[Saved entries]
================================

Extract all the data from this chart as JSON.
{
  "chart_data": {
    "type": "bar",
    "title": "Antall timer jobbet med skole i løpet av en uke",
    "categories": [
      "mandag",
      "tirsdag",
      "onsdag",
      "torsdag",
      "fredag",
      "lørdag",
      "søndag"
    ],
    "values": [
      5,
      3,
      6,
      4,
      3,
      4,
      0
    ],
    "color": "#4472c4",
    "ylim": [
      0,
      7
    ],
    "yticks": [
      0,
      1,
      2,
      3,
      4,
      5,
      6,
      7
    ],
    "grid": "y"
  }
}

================================

STATED PROBLEM
Output every line above without altering anything.

PROBLEM SOLUTION
Extract all the data from this chart as JSON.
{
  "chart_data": {
    "type": "bar",
    "title": "Antall timer jobbet med skole i løpet av en uke",
    "categories": [
      "mandag",
      "tirsdag",
      "onsdag",
      "torsdag",
      "fredag",
      "lørdag",
      "søndag"
    ],
    "values": [
      5,
      3,
      6,
      4,
      3,
      4,
      0
    ],
    "color": "#4472c4",
    "ylim": [
      0,
      7
    ],
    "yticks": [
      0,
      1,
      2,
      3,
      4,
      5,
      6,
      7
    ],
    "grid": "y"
  }
}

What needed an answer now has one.